WORK INSTRUCTIONS »
Copy, from the entries below, each line in which the string "mars" appears.
++++ DATA LINES ++++
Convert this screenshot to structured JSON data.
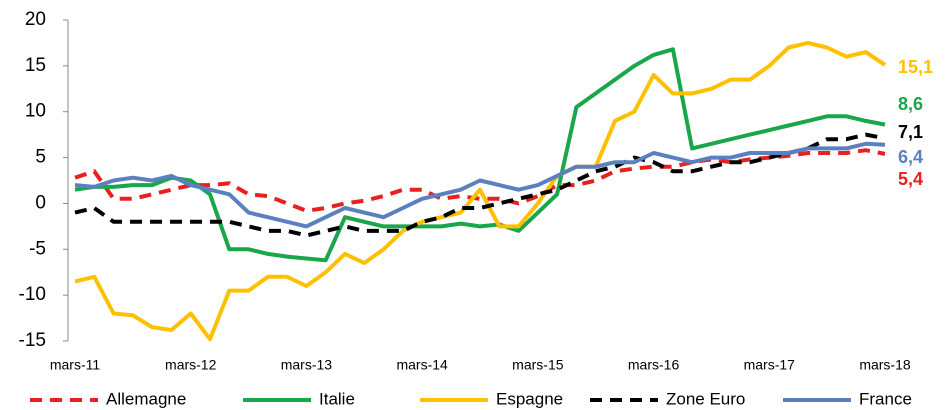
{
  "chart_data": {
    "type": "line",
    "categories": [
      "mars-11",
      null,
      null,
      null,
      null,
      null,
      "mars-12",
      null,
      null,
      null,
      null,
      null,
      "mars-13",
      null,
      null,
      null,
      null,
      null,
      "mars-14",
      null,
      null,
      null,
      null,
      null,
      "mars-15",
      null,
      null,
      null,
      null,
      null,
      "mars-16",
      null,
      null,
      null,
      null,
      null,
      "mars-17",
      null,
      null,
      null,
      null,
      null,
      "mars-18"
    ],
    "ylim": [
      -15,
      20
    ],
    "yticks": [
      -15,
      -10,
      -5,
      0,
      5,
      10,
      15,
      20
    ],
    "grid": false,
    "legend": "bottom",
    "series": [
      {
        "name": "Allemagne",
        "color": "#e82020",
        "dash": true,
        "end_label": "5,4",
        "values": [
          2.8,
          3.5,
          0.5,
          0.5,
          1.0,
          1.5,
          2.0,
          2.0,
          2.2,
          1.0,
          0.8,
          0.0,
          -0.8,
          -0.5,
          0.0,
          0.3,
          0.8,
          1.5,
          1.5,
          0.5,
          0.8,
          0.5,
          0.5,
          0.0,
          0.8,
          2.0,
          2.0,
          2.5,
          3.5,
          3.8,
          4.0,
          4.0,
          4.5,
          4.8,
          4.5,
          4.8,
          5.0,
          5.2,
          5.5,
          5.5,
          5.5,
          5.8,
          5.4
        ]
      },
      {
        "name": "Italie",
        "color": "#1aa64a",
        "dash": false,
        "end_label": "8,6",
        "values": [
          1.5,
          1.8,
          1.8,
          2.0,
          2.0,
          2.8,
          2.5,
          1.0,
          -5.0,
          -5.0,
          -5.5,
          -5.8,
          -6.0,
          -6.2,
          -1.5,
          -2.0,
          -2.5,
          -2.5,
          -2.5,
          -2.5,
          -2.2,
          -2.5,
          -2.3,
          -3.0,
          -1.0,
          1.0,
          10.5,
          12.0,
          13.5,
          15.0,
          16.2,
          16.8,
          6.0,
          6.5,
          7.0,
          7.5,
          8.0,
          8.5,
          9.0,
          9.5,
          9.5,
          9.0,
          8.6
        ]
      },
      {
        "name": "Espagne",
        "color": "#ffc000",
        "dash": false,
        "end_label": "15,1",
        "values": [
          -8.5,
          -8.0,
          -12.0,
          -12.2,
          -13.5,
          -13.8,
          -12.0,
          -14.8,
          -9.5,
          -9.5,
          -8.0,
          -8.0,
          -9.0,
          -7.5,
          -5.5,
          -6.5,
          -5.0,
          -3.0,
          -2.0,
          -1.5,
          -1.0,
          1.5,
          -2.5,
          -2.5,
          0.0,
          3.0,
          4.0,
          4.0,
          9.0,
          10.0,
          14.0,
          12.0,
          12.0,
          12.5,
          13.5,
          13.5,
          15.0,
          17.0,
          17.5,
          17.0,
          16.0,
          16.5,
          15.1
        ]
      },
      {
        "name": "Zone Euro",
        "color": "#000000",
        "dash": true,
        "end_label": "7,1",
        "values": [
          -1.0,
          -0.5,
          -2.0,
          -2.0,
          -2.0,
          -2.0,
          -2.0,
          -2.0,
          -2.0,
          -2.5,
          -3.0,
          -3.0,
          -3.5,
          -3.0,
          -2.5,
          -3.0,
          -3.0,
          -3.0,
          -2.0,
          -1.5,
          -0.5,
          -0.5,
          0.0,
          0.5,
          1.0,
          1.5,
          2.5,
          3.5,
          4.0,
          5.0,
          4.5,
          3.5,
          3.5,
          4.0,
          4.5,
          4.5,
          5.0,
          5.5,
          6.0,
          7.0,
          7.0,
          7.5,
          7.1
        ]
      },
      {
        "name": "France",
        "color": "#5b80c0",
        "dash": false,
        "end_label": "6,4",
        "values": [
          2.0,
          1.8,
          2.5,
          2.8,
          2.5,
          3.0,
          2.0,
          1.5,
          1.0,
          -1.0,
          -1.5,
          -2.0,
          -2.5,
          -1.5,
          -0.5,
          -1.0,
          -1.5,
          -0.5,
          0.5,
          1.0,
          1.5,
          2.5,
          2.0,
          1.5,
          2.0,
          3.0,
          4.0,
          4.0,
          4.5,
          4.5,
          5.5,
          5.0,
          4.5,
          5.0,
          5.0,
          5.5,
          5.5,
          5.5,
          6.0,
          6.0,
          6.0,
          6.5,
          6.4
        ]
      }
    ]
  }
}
++++
++++ DATA LINES ++++
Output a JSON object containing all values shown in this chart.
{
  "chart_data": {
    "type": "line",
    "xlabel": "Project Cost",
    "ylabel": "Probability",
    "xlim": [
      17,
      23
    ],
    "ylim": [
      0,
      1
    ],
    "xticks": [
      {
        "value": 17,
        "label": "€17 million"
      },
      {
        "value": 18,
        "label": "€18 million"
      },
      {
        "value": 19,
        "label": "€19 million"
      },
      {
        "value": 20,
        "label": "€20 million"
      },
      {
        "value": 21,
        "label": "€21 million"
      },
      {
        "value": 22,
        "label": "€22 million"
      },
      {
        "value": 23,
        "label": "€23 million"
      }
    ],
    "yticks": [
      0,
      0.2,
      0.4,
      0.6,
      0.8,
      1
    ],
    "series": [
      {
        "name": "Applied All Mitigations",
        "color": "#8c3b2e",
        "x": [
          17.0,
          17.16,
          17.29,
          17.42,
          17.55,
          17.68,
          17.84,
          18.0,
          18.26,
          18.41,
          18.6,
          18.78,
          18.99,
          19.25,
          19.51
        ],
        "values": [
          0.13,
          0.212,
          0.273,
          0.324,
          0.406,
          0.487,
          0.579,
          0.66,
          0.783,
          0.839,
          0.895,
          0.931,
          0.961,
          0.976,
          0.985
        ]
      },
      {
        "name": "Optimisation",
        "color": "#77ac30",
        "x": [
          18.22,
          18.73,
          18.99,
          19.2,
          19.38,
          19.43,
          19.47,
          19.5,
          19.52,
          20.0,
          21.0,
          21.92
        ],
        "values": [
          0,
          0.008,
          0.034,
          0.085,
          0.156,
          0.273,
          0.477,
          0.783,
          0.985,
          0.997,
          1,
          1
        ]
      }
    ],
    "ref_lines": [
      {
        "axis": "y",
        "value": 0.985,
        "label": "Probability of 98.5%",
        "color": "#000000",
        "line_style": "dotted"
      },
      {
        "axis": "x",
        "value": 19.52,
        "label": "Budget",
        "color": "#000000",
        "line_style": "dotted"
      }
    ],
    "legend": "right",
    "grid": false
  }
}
++++
RESPONSE »
      "mars-11",
      "mars-12",
      "mars-13",
      "mars-14",
      "mars-15",
      "mars-16",
      "mars-17",
      "mars-18"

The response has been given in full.